*Exercise brief:* Will you reproduce every item below word for word, omitting the pictures?

====== Task data ======

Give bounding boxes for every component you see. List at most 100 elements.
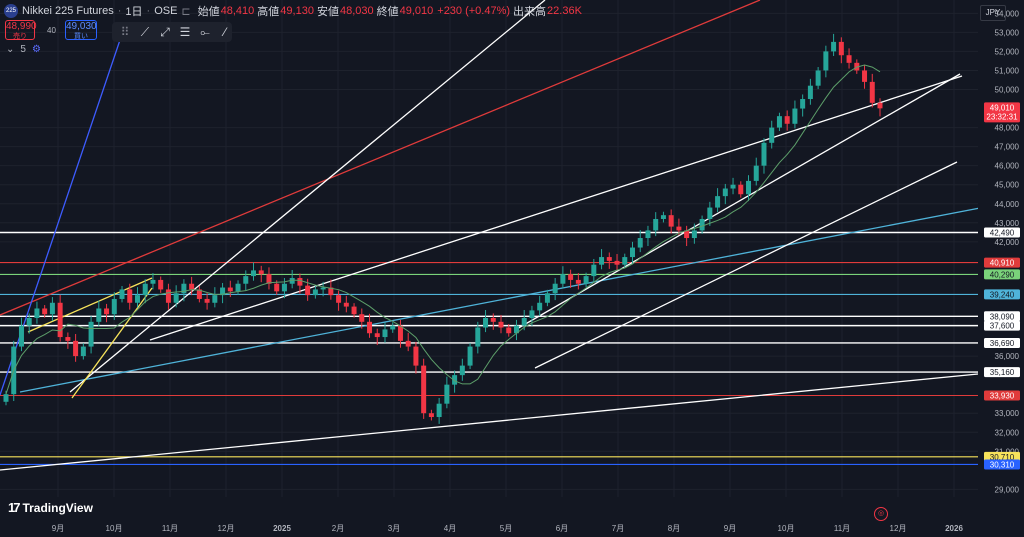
price-tag-label: 35,160	[990, 368, 1015, 377]
candle-body	[823, 51, 829, 71]
candle-body	[668, 215, 674, 227]
extended-line-icon[interactable]: ⁄	[223, 25, 226, 39]
candle-body	[846, 55, 852, 63]
candle-body	[189, 283, 195, 290]
candle-body	[506, 327, 512, 334]
candle-body	[807, 85, 813, 100]
high-value: 49,130	[280, 5, 314, 17]
price-tag-label: 40,290	[990, 270, 1015, 279]
price-tag-box	[984, 311, 1020, 322]
candle-body	[583, 276, 589, 284]
price-tick-label: 45,000	[995, 181, 1020, 190]
time-tick-label: 11月	[162, 524, 178, 533]
time-tick-label: 2025	[273, 524, 291, 533]
price-tick-label: 48,000	[995, 124, 1020, 133]
time-tick-label: 12月	[218, 524, 235, 533]
price-tick-label: 42,000	[995, 238, 1020, 247]
candle-body	[436, 403, 442, 418]
candle-body	[498, 321, 504, 328]
change-value: +230 (+0.47%)	[437, 5, 511, 17]
candle-body	[421, 365, 427, 414]
candle-body	[390, 325, 396, 330]
candle-body	[776, 116, 782, 128]
price-tag-box	[984, 320, 1020, 331]
indicator-settings-icon[interactable]: ⚙	[31, 44, 41, 55]
candle-body	[243, 276, 249, 284]
candle-body	[428, 413, 434, 418]
candlestick-series	[3, 33, 883, 424]
exchange-label: OSE	[154, 5, 178, 17]
candle-body	[111, 298, 117, 315]
time-tick-label: 7月	[612, 524, 624, 533]
time-tick-label: 9月	[52, 524, 64, 533]
trendline	[514, 73, 961, 331]
price-tick-label: 53,000	[995, 28, 1020, 37]
candle-body	[336, 295, 342, 303]
price-tag-label: 40,910	[990, 259, 1015, 268]
trendline-tool-icon[interactable]: ⟋	[140, 25, 150, 39]
price-tick-label: 46,000	[995, 162, 1020, 171]
candle-body	[738, 184, 744, 195]
spread-value: 40	[47, 26, 56, 35]
price-tag-label: 37,600	[990, 322, 1015, 331]
time-axis: 9月 10月 11月 12月 2025 2月 3月 4月 5月 6月 7月 8月 9月 10月 11月 12月…	[0, 517, 1024, 537]
candle-body	[405, 340, 411, 347]
candle-body	[653, 218, 659, 231]
candle-body	[452, 375, 458, 385]
indicators-toggle[interactable]: ⌄ 5 ⚙	[6, 44, 41, 55]
time-tick-label: 11月	[834, 524, 850, 533]
candle-body	[513, 325, 519, 334]
close-value: 49,010	[399, 5, 434, 17]
candle-body	[235, 283, 241, 292]
candle-body	[312, 289, 318, 296]
candle-body	[606, 257, 612, 261]
trendline	[27, 277, 153, 333]
ray-tool-icon[interactable]: ⤢	[160, 25, 170, 39]
candle-body	[869, 81, 875, 103]
price-tick-label: 43,000	[995, 219, 1020, 228]
high-label: 高値	[257, 6, 280, 18]
candle-body	[800, 99, 806, 109]
candle-body	[467, 346, 473, 366]
sell-button[interactable]: 48,990 売り	[5, 20, 37, 40]
price-tag-box	[984, 459, 1020, 470]
price-tick-label: 36,000	[995, 352, 1020, 361]
candle-body	[142, 283, 148, 296]
candle-body	[18, 325, 24, 347]
go-to-realtime-icon[interactable]: ◎	[874, 507, 888, 521]
candle-body	[629, 247, 635, 258]
price-tag-label: 39,240	[990, 290, 1015, 299]
currency-button[interactable]: JPY	[980, 5, 1006, 21]
candle-body	[212, 295, 218, 303]
drawing-toolbar[interactable]: ⠿ ⟋ ⤢ ☰ ⟜ ⁄	[112, 22, 232, 42]
price-tag-label: 38,090	[990, 312, 1015, 321]
candle-body	[483, 318, 489, 328]
price-tick-label: 51,000	[995, 66, 1020, 75]
candle-body	[65, 337, 71, 341]
volume-label: 出来高	[513, 6, 547, 18]
drag-handle-icon[interactable]: ⠿	[120, 25, 130, 39]
buy-button[interactable]: 49,030 買い	[65, 20, 97, 40]
price-tag-label: 49,010	[990, 103, 1015, 112]
price-tag-label: 30,310	[990, 460, 1015, 469]
price-tick-label: 29,000	[995, 485, 1020, 494]
time-tick-label: 6月	[556, 524, 568, 533]
price-tick-label: 47,000	[995, 143, 1020, 152]
candle-body	[459, 365, 465, 376]
parallel-channel-icon[interactable]: ☰	[179, 25, 191, 39]
low-value: 48,030	[339, 5, 374, 17]
time-axis-bg	[0, 517, 1024, 537]
symbol-logo-icon: 225	[4, 4, 18, 18]
price-tick-label: 52,000	[995, 47, 1020, 56]
symbol-name[interactable]: Nikkei 225 Futures	[22, 5, 114, 17]
candle-body	[204, 298, 210, 303]
horizontal-ray-icon[interactable]: ⟜	[200, 25, 210, 39]
interval-label[interactable]: 1日	[125, 6, 143, 18]
candle-body	[274, 283, 280, 292]
symbol-header[interactable]: 225 Nikkei 225 Futures · 1日 · OSE ⊏ 始値 48…	[4, 3, 582, 19]
candle-body	[877, 102, 883, 109]
tradingview-logo[interactable]: 17 TradingView	[8, 500, 93, 515]
price-tag-box	[984, 269, 1020, 280]
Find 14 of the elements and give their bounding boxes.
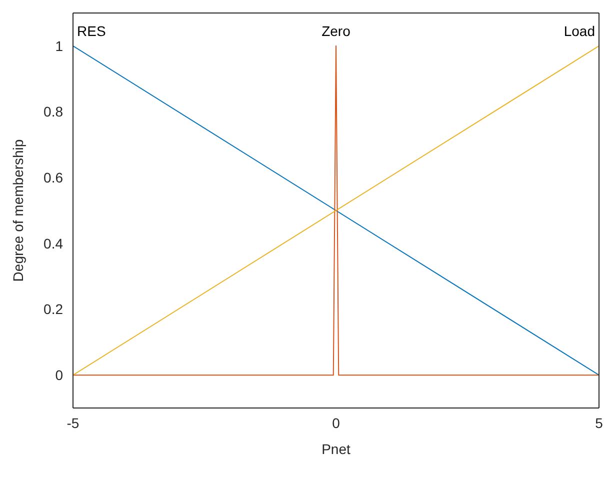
x-axis-title: Pnet [322, 441, 351, 457]
y-tick-label: 0.8 [44, 104, 64, 120]
x-tick-label: 0 [332, 414, 340, 431]
series-label: Zero [322, 22, 351, 39]
series-label: Load [564, 22, 595, 39]
y-tick-label: 0 [55, 367, 64, 384]
series-label: RES [77, 22, 106, 39]
x-tick-label: -5 [66, 414, 80, 431]
y-tick-label: 0.6 [44, 170, 64, 186]
y-tick-label: 0.2 [44, 301, 64, 318]
y-tick-label: 1 [55, 38, 64, 54]
y-tick-label: 0.4 [44, 235, 64, 252]
y-axis-title: Degree of membership [10, 139, 26, 282]
x-tick-label: 5 [595, 414, 604, 431]
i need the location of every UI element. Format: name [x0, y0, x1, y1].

======

*Result for this task:*
Give bounding boxes for every component you see. List at most 100 elements.
price-tag-label: 35,160	[990, 368, 1015, 377]
candle-body	[823, 51, 829, 71]
candle-body	[668, 215, 674, 227]
extended-line-icon[interactable]: ⁄	[223, 25, 226, 39]
candle-body	[846, 55, 852, 63]
candle-body	[189, 283, 195, 290]
candle-body	[506, 327, 512, 334]
candle-body	[807, 85, 813, 100]
high-value: 49,130	[280, 5, 314, 17]
price-tag-label: 40,290	[990, 270, 1015, 279]
price-tag-box	[984, 311, 1020, 322]
candle-body	[583, 276, 589, 284]
price-tick-label: 45,000	[995, 181, 1020, 190]
time-tick-label: 11月	[162, 524, 178, 533]
time-tick-label: 2025	[273, 524, 291, 533]
price-tick-label: 48,000	[995, 124, 1020, 133]
time-tick-label: 12月	[218, 524, 235, 533]
price-tick-label: 42,000	[995, 238, 1020, 247]
candle-body	[436, 403, 442, 418]
candle-body	[498, 321, 504, 328]
change-value: +230 (+0.47%)	[437, 5, 511, 17]
candle-body	[421, 365, 427, 414]
candle-body	[390, 325, 396, 330]
candle-body	[776, 116, 782, 128]
price-tag-box	[984, 320, 1020, 331]
indicator-settings-icon[interactable]: ⚙	[31, 44, 41, 55]
candle-body	[243, 276, 249, 284]
candle-body	[428, 413, 434, 418]
candlestick-series	[3, 33, 883, 424]
exchange-label: OSE	[154, 5, 178, 17]
candle-body	[111, 298, 117, 315]
time-tick-label: 7月	[612, 524, 624, 533]
time-tick-label: 9月	[52, 524, 64, 533]
trendline	[514, 73, 961, 331]
price-tick-label: 53,000	[995, 28, 1020, 37]
candle-body	[336, 295, 342, 303]
price-tag-label: 40,910	[990, 259, 1015, 268]
trendline-tool-icon[interactable]: ⟋	[140, 25, 150, 39]
price-tick-label: 46,000	[995, 162, 1020, 171]
candle-body	[738, 184, 744, 195]
spread-value: 40	[47, 26, 56, 35]
price-tag-label: 37,600	[990, 322, 1015, 331]
time-axis: 9月 10月 11月 12月 2025 2月 3月 4月 5月 6月 7月 8月 9月 10月 11月 12月…	[0, 517, 1024, 537]
candle-body	[405, 340, 411, 347]
candle-body	[653, 218, 659, 231]
candle-body	[452, 375, 458, 385]
indicators-toggle[interactable]: ⌄ 5 ⚙	[6, 44, 41, 55]
time-tick-label: 11月	[834, 524, 850, 533]
candle-body	[513, 325, 519, 334]
close-value: 49,010	[399, 5, 434, 17]
candle-body	[235, 283, 241, 292]
candle-body	[312, 289, 318, 296]
candle-body	[606, 257, 612, 261]
trendline	[27, 277, 153, 333]
ray-tool-icon[interactable]: ⤢	[160, 25, 170, 39]
candle-body	[869, 81, 875, 103]
price-tick-label: 43,000	[995, 219, 1020, 228]
high-label: 高値	[257, 6, 280, 18]
candle-body	[800, 99, 806, 109]
candle-body	[467, 346, 473, 366]
sell-button[interactable]: 48,990 売り	[5, 20, 37, 40]
price-tag-box	[984, 459, 1020, 470]
price-tick-label: 36,000	[995, 352, 1020, 361]
candle-body	[142, 283, 148, 296]
candle-body	[18, 325, 24, 347]
go-to-realtime-icon[interactable]: ◎	[874, 507, 888, 521]
candle-body	[629, 247, 635, 258]
price-tag-label: 39,240	[990, 290, 1015, 299]
currency-button[interactable]: JPY	[980, 5, 1006, 21]
candle-body	[212, 295, 218, 303]
drawing-toolbar[interactable]: ⠿ ⟋ ⤢ ☰ ⟜ ⁄	[112, 22, 232, 42]
price-tag-label: 38,090	[990, 312, 1015, 321]
candle-body	[483, 318, 489, 328]
price-tick-label: 51,000	[995, 66, 1020, 75]
candle-body	[65, 337, 71, 341]
volume-label: 出来高	[513, 6, 547, 18]
drag-handle-icon[interactable]: ⠿	[120, 25, 130, 39]
buy-button[interactable]: 49,030 買い	[65, 20, 97, 40]
price-tag-label: 49,010	[990, 103, 1015, 112]
price-tag-label: 30,310	[990, 460, 1015, 469]
price-tick-label: 29,000	[995, 485, 1020, 494]
time-tick-label: 6月	[556, 524, 568, 533]
price-tick-label: 47,000	[995, 143, 1020, 152]
candle-body	[459, 365, 465, 376]
parallel-channel-icon[interactable]: ☰	[179, 25, 191, 39]
low-value: 48,030	[339, 5, 374, 17]
time-axis-bg	[0, 517, 1024, 537]
symbol-logo-icon: 225	[4, 4, 18, 18]
price-tick-label: 52,000	[995, 47, 1020, 56]
symbol-name[interactable]: Nikkei 225 Futures	[22, 5, 114, 17]
candle-body	[204, 298, 210, 303]
horizontal-ray-icon[interactable]: ⟜	[200, 25, 210, 39]
interval-label[interactable]: 1日	[125, 6, 143, 18]
candle-body	[274, 283, 280, 292]
symbol-header[interactable]: 225 Nikkei 225 Futures · 1日 · OSE ⊏ 始値 48…	[4, 3, 582, 19]
candle-body	[877, 102, 883, 109]
tradingview-logo[interactable]: 17 TradingView	[8, 500, 93, 515]
price-tag-box	[984, 269, 1020, 280]
Find 14 of the elements and give their bounding boxes.
x-axis-title: Pnet [322, 441, 351, 457]
y-tick-label: 0.8 [44, 104, 64, 120]
x-tick-label: 0 [332, 414, 340, 431]
series-label: Zero [322, 22, 351, 39]
series-label: Load [564, 22, 595, 39]
y-tick-label: 0 [55, 367, 64, 384]
series-label: RES [77, 22, 106, 39]
x-tick-label: -5 [66, 414, 80, 431]
y-tick-label: 0.6 [44, 170, 64, 186]
y-tick-label: 0.2 [44, 301, 64, 318]
y-tick-label: 1 [55, 38, 64, 54]
y-tick-label: 0.4 [44, 235, 64, 252]
y-axis-title: Degree of membership [10, 139, 26, 282]
x-tick-label: 5 [595, 414, 604, 431]
i need the location of every UI element. Format: name [x0, y0, x1, y1].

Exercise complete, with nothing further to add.